## START Provided records

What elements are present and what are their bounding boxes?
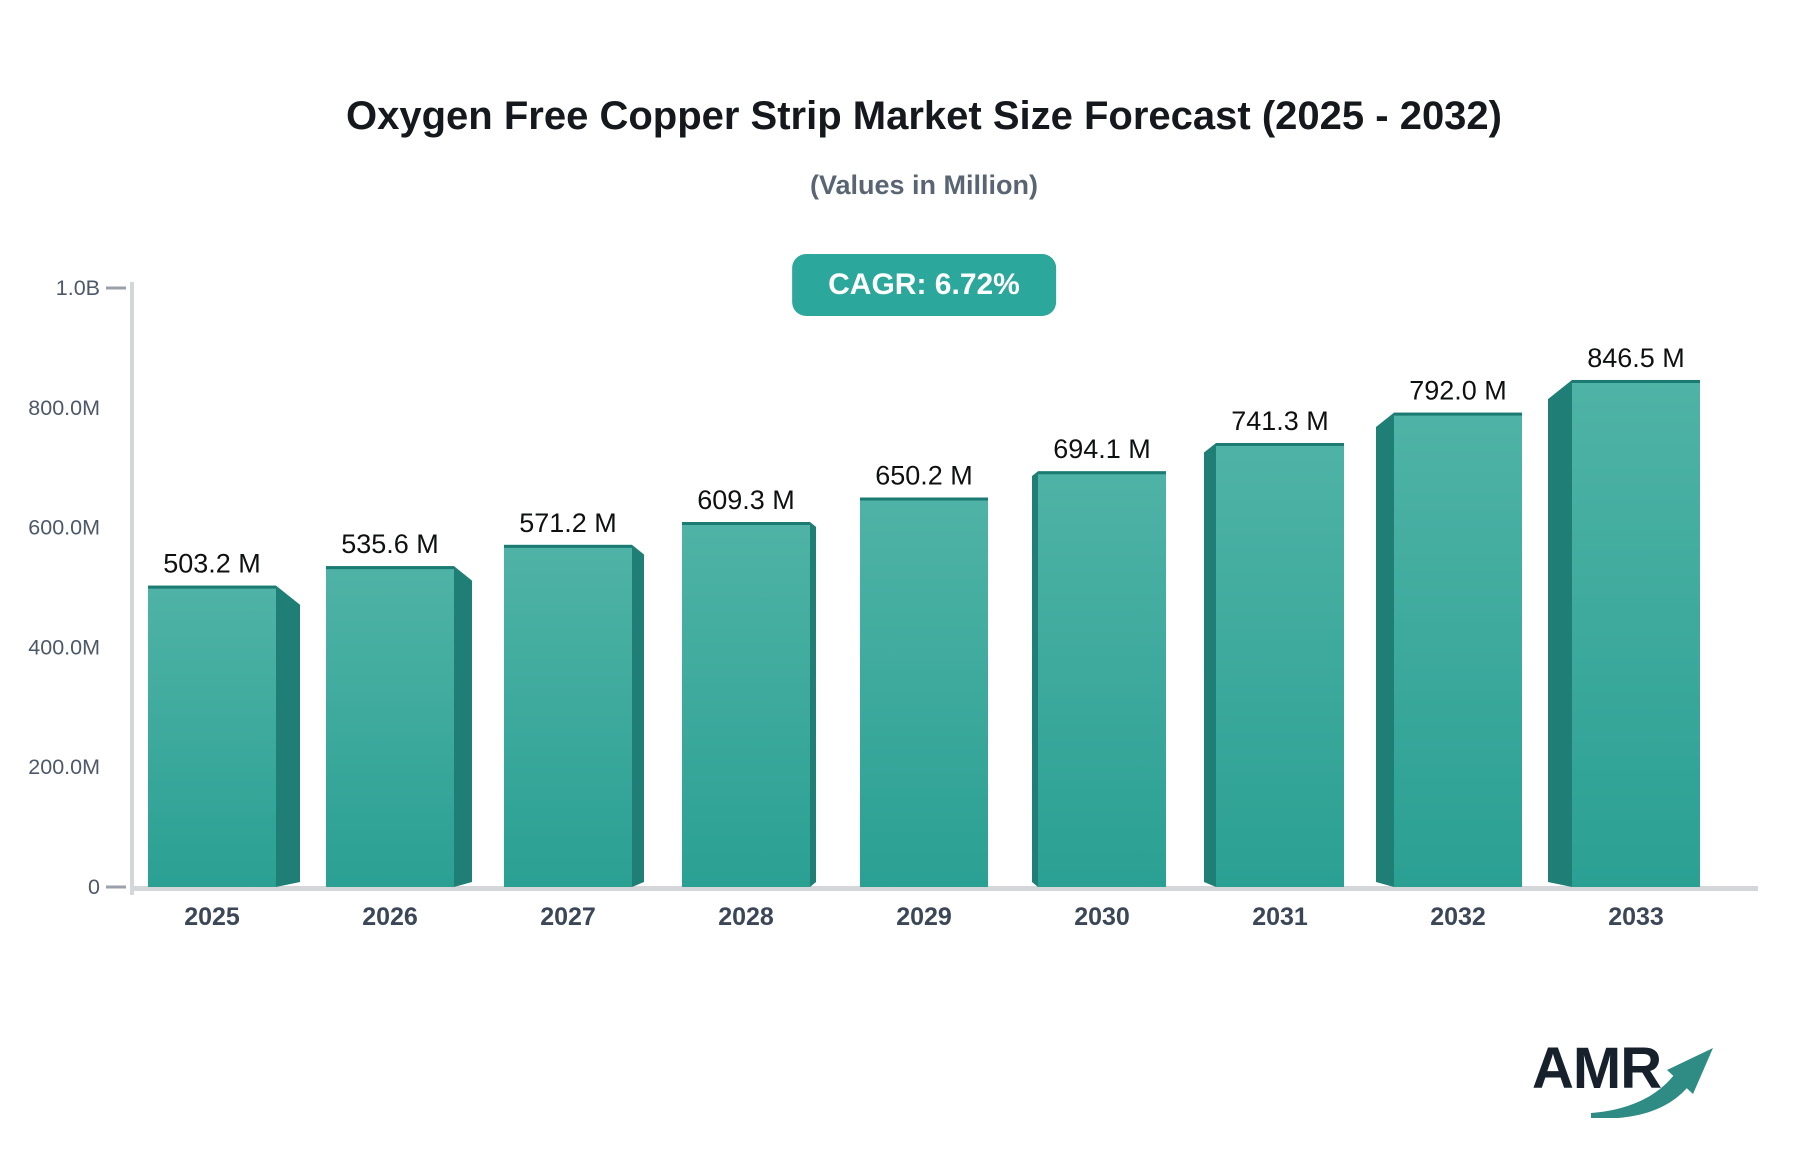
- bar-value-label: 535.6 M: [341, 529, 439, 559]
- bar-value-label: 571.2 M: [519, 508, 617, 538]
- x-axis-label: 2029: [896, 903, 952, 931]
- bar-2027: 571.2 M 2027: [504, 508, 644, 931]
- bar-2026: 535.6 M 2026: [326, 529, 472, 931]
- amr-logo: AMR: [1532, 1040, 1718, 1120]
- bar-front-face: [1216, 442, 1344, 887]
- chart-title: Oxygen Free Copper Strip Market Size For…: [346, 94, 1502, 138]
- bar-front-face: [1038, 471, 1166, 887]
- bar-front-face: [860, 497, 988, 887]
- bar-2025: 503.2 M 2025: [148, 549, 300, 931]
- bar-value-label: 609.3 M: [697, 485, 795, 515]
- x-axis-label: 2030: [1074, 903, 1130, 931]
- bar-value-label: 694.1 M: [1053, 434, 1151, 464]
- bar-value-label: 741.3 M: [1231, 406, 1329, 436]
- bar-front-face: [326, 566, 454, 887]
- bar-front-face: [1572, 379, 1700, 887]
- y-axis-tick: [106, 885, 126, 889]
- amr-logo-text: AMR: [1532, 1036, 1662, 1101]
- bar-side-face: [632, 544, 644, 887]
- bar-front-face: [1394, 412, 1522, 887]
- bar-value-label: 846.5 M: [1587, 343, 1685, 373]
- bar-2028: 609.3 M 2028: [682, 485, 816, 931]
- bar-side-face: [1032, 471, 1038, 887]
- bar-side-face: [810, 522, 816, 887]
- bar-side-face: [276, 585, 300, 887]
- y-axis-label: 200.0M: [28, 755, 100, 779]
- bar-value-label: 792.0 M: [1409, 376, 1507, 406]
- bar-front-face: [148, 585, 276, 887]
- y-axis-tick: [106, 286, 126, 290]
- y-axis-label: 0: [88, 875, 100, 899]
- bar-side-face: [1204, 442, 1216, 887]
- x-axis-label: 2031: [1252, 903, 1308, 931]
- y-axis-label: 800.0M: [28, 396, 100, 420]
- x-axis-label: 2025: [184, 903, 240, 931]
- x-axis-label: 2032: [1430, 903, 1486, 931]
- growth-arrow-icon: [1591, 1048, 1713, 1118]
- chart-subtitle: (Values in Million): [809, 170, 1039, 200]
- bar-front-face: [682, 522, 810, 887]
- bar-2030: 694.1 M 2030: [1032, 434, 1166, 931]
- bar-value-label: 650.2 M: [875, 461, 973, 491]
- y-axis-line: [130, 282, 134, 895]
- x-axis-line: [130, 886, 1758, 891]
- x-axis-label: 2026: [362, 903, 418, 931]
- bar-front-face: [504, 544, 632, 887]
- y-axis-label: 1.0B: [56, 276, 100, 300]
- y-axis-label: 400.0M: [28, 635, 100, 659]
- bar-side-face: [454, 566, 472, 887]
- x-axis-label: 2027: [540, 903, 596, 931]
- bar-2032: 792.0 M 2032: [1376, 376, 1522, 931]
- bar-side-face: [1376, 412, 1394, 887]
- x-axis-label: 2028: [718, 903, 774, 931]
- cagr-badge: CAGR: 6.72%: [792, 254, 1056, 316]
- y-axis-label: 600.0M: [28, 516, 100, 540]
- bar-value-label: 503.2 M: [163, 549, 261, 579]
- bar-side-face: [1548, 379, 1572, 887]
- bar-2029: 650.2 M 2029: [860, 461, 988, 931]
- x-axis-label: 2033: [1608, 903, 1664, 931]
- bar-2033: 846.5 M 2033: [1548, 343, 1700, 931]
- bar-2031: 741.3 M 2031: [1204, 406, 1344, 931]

## END Provided records
## START Provided records

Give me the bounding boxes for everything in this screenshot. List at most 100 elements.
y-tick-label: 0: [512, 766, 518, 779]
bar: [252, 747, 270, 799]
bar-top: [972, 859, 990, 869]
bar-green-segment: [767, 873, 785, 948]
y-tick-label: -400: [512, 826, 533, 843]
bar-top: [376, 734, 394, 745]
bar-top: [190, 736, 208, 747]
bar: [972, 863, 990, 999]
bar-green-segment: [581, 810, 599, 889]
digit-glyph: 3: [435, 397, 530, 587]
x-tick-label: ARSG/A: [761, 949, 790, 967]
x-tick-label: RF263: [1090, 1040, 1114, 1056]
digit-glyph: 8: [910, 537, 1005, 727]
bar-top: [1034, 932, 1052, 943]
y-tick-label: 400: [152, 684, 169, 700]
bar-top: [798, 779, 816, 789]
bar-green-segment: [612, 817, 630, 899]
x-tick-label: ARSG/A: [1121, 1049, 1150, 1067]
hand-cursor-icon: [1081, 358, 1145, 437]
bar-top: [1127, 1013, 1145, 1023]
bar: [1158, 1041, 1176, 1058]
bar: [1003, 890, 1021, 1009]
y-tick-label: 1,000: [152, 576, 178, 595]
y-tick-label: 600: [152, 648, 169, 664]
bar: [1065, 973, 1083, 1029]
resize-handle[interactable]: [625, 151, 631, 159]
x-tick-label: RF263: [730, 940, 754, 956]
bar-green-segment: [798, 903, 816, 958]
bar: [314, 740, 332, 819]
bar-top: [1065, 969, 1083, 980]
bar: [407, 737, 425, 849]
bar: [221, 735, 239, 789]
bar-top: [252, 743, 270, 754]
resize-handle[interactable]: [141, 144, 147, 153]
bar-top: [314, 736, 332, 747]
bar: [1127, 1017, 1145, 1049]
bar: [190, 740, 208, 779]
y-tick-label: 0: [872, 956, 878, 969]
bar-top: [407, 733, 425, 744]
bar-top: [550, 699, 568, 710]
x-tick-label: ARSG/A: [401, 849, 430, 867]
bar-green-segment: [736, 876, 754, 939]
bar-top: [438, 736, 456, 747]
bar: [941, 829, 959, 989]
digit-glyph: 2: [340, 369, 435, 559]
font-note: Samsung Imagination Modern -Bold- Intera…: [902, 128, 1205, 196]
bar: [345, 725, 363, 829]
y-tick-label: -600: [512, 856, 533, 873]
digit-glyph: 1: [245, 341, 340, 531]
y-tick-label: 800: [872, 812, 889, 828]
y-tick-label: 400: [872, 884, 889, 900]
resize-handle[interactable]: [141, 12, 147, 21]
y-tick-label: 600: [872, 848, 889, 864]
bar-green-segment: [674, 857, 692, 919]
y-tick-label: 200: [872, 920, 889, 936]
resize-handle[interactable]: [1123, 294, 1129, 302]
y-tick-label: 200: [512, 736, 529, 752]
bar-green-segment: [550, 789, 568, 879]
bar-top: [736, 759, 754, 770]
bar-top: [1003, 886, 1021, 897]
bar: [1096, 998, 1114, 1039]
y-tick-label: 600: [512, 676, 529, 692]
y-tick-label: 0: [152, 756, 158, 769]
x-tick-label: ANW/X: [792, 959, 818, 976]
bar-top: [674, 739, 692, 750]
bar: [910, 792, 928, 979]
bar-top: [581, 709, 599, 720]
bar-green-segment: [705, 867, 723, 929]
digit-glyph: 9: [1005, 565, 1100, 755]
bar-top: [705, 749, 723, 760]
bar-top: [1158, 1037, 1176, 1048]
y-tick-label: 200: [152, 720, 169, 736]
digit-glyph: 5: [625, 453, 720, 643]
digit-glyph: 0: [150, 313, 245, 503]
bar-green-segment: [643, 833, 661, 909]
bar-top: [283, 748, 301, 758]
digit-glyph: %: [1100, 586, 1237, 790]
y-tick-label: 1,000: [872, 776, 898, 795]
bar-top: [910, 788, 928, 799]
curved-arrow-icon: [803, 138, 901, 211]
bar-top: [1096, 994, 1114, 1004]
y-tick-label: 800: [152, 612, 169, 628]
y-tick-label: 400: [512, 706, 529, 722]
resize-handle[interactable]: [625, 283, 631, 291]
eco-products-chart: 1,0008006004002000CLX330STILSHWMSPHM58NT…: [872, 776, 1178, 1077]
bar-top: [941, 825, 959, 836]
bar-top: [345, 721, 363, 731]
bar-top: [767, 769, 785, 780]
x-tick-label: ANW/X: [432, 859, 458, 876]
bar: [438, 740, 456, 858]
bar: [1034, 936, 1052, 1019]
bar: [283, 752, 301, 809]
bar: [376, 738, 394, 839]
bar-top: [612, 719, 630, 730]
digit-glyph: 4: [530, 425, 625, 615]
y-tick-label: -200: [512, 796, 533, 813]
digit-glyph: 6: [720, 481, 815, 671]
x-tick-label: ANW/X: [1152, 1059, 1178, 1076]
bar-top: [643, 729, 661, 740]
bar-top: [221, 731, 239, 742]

## END Provided records
## START Provided records

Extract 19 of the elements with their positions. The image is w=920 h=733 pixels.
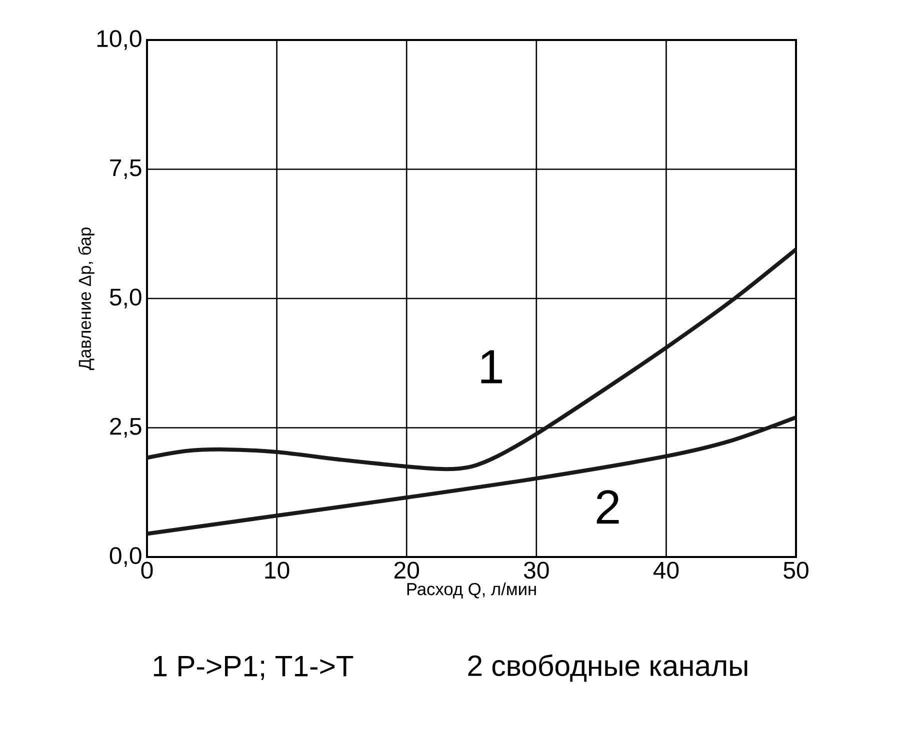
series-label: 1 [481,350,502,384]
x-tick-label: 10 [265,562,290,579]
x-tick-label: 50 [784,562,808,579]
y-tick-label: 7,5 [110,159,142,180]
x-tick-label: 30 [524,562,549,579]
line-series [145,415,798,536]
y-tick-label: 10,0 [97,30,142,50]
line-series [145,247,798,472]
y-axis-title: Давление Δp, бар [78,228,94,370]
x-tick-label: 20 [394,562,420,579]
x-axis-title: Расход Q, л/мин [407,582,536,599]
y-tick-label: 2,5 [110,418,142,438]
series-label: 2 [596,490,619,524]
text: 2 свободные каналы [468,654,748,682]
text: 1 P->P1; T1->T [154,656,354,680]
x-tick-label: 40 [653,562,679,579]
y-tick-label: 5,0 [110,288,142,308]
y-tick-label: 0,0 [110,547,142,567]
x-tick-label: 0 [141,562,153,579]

## END Provided records

How many lines of the entries contain the string "their"? Treat uppercase and lowercase as different, and give only the number.

2